(Saved data entries)
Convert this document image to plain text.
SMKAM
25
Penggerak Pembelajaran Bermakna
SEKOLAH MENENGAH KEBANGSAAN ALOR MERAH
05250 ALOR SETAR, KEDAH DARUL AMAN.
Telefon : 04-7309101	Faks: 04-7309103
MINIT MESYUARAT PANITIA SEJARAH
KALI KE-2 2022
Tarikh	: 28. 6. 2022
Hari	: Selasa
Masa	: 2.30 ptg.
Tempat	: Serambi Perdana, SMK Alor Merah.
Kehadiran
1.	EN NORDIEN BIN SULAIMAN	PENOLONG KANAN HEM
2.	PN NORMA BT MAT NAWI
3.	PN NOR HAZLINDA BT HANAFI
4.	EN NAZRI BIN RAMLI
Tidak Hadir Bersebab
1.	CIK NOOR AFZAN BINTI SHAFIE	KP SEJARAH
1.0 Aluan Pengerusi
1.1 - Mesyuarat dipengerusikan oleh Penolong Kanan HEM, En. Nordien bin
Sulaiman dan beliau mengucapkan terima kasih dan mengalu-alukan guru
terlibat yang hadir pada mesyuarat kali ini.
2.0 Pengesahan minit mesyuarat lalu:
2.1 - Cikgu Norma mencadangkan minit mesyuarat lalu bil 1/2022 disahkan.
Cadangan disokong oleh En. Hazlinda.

---

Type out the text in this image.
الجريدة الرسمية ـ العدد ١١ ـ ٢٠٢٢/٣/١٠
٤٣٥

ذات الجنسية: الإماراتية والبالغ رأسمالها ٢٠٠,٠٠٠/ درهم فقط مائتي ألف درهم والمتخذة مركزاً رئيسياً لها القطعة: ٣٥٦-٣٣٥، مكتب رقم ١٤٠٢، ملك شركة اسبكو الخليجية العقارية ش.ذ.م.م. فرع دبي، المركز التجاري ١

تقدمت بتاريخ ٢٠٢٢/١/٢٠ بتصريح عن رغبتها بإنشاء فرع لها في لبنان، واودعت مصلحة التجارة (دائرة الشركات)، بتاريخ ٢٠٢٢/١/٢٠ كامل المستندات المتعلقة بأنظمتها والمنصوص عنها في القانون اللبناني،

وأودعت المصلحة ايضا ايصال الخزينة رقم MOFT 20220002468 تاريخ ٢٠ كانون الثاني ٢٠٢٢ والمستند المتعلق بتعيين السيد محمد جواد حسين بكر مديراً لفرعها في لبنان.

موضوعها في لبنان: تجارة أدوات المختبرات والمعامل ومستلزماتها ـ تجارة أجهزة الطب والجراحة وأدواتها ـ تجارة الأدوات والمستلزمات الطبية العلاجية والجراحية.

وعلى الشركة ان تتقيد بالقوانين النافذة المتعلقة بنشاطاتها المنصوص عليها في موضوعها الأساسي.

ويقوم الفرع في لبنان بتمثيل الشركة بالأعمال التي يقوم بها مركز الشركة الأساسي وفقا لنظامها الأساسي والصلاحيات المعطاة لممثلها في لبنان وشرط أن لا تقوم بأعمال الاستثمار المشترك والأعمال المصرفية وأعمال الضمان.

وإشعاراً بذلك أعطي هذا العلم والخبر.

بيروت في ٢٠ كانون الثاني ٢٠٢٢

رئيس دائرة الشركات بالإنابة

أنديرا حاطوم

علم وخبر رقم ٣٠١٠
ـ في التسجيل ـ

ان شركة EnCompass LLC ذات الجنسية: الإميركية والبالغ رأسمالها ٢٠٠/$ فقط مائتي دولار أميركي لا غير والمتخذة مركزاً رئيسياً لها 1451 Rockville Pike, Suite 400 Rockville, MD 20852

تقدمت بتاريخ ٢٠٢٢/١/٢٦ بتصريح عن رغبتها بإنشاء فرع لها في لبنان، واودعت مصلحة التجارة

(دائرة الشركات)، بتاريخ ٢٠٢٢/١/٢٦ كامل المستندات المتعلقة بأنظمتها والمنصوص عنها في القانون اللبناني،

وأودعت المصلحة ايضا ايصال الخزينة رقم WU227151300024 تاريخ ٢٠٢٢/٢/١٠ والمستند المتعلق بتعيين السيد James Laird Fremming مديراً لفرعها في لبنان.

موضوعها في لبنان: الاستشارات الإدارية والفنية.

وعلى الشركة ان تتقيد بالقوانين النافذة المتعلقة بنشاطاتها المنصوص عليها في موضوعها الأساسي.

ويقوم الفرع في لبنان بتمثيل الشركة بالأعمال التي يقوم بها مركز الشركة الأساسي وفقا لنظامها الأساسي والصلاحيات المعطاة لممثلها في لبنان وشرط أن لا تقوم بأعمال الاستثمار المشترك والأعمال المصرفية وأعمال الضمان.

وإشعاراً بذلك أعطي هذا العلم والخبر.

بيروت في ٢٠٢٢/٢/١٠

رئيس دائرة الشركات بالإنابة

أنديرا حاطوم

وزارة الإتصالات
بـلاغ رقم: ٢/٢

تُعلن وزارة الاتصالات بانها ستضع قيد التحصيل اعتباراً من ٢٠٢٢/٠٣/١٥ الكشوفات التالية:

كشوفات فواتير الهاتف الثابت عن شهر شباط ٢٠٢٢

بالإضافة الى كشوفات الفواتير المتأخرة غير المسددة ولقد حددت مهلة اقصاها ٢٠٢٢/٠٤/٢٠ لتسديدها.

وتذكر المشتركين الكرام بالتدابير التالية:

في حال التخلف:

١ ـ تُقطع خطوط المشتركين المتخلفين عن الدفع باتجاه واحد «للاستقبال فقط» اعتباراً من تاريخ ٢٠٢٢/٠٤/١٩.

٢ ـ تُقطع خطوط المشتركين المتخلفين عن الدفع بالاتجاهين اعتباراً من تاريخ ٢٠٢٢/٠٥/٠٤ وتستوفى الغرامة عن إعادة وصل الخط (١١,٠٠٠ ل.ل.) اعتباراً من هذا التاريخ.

(Brief):
Return each line of the listing that holds the string "دائرة".

(Answer to this task):
تقدمت بتاريخ ٢٠٢٢/١/٢٠ بتصريح عن رغبتها بإنشاء فرع لها في لبنان، واودعت مصلحة التجارة (دائرة الشركات)، بتاريخ ٢٠٢٢/١/٢٠ كامل المستندات المتعلقة بأنظمتها والمنصوص عنها في القانون اللبناني،
رئيس دائرة الشركات بالإنابة
(دائرة الشركات)، بتاريخ ٢٠٢٢/١/٢٦ كامل المستندات المتعلقة بأنظمتها والمنصوص عنها في القانون اللبناني،
رئيس دائرة الشركات بالإنابة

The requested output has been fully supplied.